**STATED EXERCISE:**
Repeat each record below exactly as given.

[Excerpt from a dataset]
↓

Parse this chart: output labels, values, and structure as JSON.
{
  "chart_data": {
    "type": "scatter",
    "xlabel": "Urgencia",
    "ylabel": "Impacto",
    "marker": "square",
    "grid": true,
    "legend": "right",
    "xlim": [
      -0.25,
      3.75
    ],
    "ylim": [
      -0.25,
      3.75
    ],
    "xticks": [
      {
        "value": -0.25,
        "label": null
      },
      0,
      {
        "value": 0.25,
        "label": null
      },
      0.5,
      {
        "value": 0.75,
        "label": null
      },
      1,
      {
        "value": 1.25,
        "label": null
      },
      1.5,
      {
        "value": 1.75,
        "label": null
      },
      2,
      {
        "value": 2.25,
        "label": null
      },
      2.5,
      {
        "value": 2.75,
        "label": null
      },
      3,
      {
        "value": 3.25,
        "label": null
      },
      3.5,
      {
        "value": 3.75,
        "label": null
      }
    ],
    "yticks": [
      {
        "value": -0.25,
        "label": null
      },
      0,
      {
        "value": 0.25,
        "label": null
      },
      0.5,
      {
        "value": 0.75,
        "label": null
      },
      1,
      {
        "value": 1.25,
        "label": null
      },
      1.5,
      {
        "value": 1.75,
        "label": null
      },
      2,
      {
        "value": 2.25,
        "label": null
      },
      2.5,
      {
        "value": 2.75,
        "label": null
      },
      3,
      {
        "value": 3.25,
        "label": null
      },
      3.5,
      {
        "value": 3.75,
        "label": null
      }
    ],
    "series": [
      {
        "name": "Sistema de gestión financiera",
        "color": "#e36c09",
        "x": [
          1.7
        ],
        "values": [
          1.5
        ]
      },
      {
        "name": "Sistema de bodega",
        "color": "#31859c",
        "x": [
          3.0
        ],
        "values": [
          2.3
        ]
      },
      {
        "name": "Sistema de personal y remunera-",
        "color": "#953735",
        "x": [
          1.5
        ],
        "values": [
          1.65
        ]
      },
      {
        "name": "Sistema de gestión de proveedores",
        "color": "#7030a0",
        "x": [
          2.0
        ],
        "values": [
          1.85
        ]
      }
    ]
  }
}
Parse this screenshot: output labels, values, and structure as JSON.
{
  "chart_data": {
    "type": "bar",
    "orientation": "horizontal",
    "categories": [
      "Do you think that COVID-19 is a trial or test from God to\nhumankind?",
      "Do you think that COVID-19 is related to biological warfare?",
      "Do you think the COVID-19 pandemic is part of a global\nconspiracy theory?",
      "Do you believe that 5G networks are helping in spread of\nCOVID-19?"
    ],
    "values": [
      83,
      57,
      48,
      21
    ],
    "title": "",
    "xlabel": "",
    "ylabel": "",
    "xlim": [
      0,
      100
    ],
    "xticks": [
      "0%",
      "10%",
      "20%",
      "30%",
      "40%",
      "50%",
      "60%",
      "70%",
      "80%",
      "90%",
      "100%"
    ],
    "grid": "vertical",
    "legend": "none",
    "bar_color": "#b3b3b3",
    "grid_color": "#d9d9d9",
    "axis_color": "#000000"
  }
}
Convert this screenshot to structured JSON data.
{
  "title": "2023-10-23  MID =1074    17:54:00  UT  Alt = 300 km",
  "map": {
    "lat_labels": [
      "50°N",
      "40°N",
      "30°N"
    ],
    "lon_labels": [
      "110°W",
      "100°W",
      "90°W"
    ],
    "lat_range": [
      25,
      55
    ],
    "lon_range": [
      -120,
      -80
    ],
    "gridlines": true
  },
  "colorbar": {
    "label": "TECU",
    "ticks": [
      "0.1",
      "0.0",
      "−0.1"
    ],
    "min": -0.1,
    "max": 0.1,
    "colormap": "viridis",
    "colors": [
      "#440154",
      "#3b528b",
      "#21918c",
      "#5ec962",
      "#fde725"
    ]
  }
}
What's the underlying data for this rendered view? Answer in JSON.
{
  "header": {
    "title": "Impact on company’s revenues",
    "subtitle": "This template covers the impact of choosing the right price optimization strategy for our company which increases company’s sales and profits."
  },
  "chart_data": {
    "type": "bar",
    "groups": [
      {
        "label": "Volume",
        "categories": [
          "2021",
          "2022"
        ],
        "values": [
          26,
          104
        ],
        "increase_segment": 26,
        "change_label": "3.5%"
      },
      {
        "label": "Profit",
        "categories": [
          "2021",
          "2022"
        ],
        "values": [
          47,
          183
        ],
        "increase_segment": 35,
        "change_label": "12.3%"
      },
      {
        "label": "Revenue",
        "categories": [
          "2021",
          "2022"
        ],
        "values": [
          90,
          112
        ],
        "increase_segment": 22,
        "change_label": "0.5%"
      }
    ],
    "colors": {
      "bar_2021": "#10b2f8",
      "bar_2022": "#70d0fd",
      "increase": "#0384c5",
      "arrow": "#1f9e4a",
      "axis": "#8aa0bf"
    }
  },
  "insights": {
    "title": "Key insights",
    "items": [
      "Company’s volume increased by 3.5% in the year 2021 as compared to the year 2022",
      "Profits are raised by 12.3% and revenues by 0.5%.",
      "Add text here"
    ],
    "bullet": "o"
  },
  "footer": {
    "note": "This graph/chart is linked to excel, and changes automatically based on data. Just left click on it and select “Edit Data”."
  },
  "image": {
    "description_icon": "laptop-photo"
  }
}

↑

**EXERCISE RESPONSE:**
Parse this chart: output labels, values, and structure as JSON.
{
  "chart_data": {
    "type": "scatter",
    "xlabel": "Urgencia",
    "ylabel": "Impacto",
    "marker": "square",
    "grid": true,
    "legend": "right",
    "xlim": [
      -0.25,
      3.75
    ],
    "ylim": [
      -0.25,
      3.75
    ],
    "xticks": [
      {
        "value": -0.25,
        "label": null
      },
      0,
      {
        "value": 0.25,
        "label": null
      },
      0.5,
      {
        "value": 0.75,
        "label": null
      },
      1,
      {
        "value": 1.25,
        "label": null
      },
      1.5,
      {
        "value": 1.75,
        "label": null
      },
      2,
      {
        "value": 2.25,
        "label": null
      },
      2.5,
      {
        "value": 2.75,
        "label": null
      },
      3,
      {
        "value": 3.25,
        "label": null
      },
      3.5,
      {
        "value": 3.75,
        "label": null
      }
    ],
    "yticks": [
      {
        "value": -0.25,
        "label": null
      },
      0,
      {
        "value": 0.25,
        "label": null
      },
      0.5,
      {
        "value": 0.75,
        "label": null
      },
      1,
      {
        "value": 1.25,
        "label": null
      },
      1.5,
      {
        "value": 1.75,
        "label": null
      },
      2,
      {
        "value": 2.25,
        "label": null
      },
      2.5,
      {
        "value": 2.75,
        "label": null
      },
      3,
      {
        "value": 3.25,
        "label": null
      },
      3.5,
      {
        "value": 3.75,
        "label": null
      }
    ],
    "series": [
      {
        "name": "Sistema de gestión financiera",
        "color": "#e36c09",
        "x": [
          1.7
        ],
        "values": [
          1.5
        ]
      },
      {
        "name": "Sistema de bodega",
        "color": "#31859c",
        "x": [
          3.0
        ],
        "values": [
          2.3
        ]
      },
      {
        "name": "Sistema de personal y remunera-",
        "color": "#953735",
        "x": [
          1.5
        ],
        "values": [
          1.65
        ]
      },
      {
        "name": "Sistema de gestión de proveedores",
        "color": "#7030a0",
        "x": [
          2.0
        ],
        "values": [
          1.85
        ]
      }
    ]
  }
}
Parse this screenshot: output labels, values, and structure as JSON.
{
  "chart_data": {
    "type": "bar",
    "orientation": "horizontal",
    "categories": [
      "Do you think that COVID-19 is a trial or test from God to\nhumankind?",
      "Do you think that COVID-19 is related to biological warfare?",
      "Do you think the COVID-19 pandemic is part of a global\nconspiracy theory?",
      "Do you believe that 5G networks are helping in spread of\nCOVID-19?"
    ],
    "values": [
      83,
      57,
      48,
      21
    ],
    "title": "",
    "xlabel": "",
    "ylabel": "",
    "xlim": [
      0,
      100
    ],
    "xticks": [
      "0%",
      "10%",
      "20%",
      "30%",
      "40%",
      "50%",
      "60%",
      "70%",
      "80%",
      "90%",
      "100%"
    ],
    "grid": "vertical",
    "legend": "none",
    "bar_color": "#b3b3b3",
    "grid_color": "#d9d9d9",
    "axis_color": "#000000"
  }
}
Convert this screenshot to structured JSON data.
{
  "title": "2023-10-23  MID =1074    17:54:00  UT  Alt = 300 km",
  "map": {
    "lat_labels": [
      "50°N",
      "40°N",
      "30°N"
    ],
    "lon_labels": [
      "110°W",
      "100°W",
      "90°W"
    ],
    "lat_range": [
      25,
      55
    ],
    "lon_range": [
      -120,
      -80
    ],
    "gridlines": true
  },
  "colorbar": {
    "label": "TECU",
    "ticks": [
      "0.1",
      "0.0",
      "−0.1"
    ],
    "min": -0.1,
    "max": 0.1,
    "colormap": "viridis",
    "colors": [
      "#440154",
      "#3b528b",
      "#21918c",
      "#5ec962",
      "#fde725"
    ]
  }
}
What's the underlying data for this rendered view? Answer in JSON.
{
  "header": {
    "title": "Impact on company’s revenues",
    "subtitle": "This template covers the impact of choosing the right price optimization strategy for our company which increases company’s sales and profits."
  },
  "chart_data": {
    "type": "bar",
    "groups": [
      {
        "label": "Volume",
        "categories": [
          "2021",
          "2022"
        ],
        "values": [
          26,
          104
        ],
        "increase_segment": 26,
        "change_label": "3.5%"
      },
      {
        "label": "Profit",
        "categories": [
          "2021",
          "2022"
        ],
        "values": [
          47,
          183
        ],
        "increase_segment": 35,
        "change_label": "12.3%"
      },
      {
        "label": "Revenue",
        "categories": [
          "2021",
          "2022"
        ],
        "values": [
          90,
          112
        ],
        "increase_segment": 22,
        "change_label": "0.5%"
      }
    ],
    "colors": {
      "bar_2021": "#10b2f8",
      "bar_2022": "#70d0fd",
      "increase": "#0384c5",
      "arrow": "#1f9e4a",
      "axis": "#8aa0bf"
    }
  },
  "insights": {
    "title": "Key insights",
    "items": [
      "Company’s volume increased by 3.5% in the year 2021 as compared to the year 2022",
      "Profits are raised by 12.3% and revenues by 0.5%.",
      "Add text here"
    ],
    "bullet": "o"
  },
  "footer": {
    "note": "This graph/chart is linked to excel, and changes automatically based on data. Just left click on it and select “Edit Data”."
  },
  "image": {
    "description_icon": "laptop-photo"
  }
}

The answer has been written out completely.